#### REQUIREMENT
Pull each line holding the word "pouze" from the data.

#### SOURCE MATERIAL
+---+
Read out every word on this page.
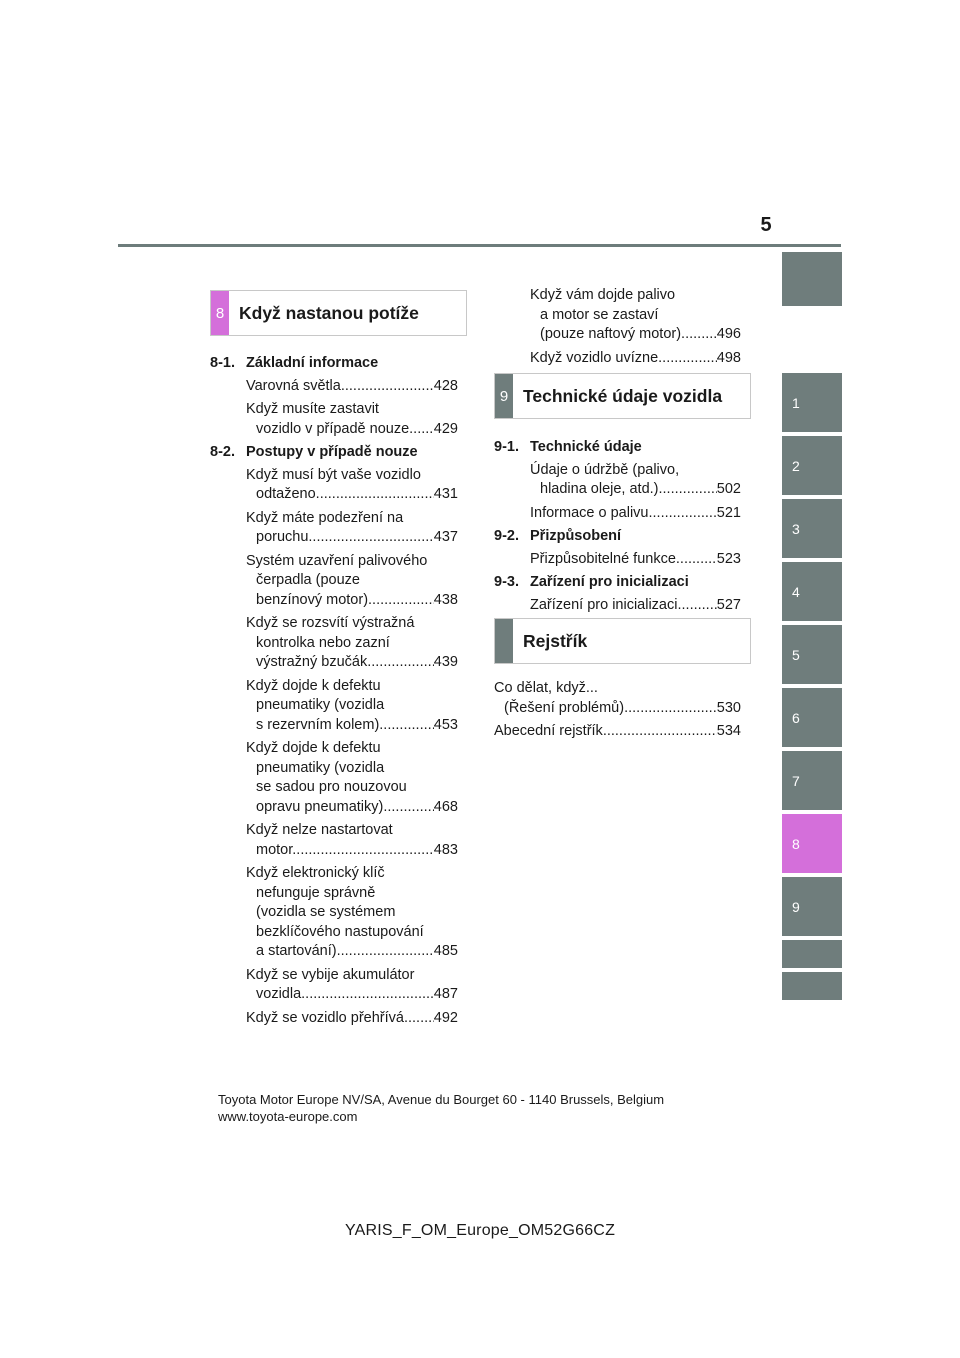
5
1
2
3
4
5
6
7
8
9
8 Když nastanou potíže
8-1. Základní informace
Varovná světla .....	428
Když musíte zastavit
vozidlo v případě nouze .....	429
8-2. Postupy v případě nouze
Když musí být vaše vozidlo
odtaženo .....	431
Když máte podezření na
poruchu .....	437
Systém uzavření palivového
čerpadla (pouze
benzínový motor) .....	438
Když se rozsvítí výstražná
kontrolka nebo zazní
výstražný bzučák .....	439
Když dojde k defektu
pneumatiky (vozidla
s rezervním kolem) .....	453
Když dojde k defektu
pneumatiky (vozidla
se sadou pro nouzovou
opravu pneumatiky) .....	468
Když nelze nastartovat
motor .....	483
Když elektronický klíč
nefunguje správně
(vozidla se systémem
bezklíčového nastupování
a startování) .....	485
Když se vybije akumulátor
vozidla .....	487
Když se vozidlo přehřívá .....	492
Když vám dojde palivo
a motor se zastaví
(pouze naftový motor) .....	496
Když vozidlo uvízne .....	498
9 Technické údaje vozidla
9-1. Technické údaje
Údaje o údržbě (palivo,
hladina oleje, atd.) .....	502
Informace o palivu .....	521
9-2. Přizpůsobení
Přizpůsobitelné funkce .....	523
9-3. Zařízení pro inicializaci
Zařízení pro inicializaci .....	527
Rejstřík
Co dělat, když...
(Řešení problémů) .....	530
Abecední rejstřík .....	534
Toyota Motor Europe NV/SA, Avenue du Bourget 60 - 1140 Brussels, Belgium
www.toyota-europe.com
YARIS_F_OM_Europe_OM52G66CZ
+---+
#### THE REPLY
čerpadla (pouze
(pouze naftový motor) .....	496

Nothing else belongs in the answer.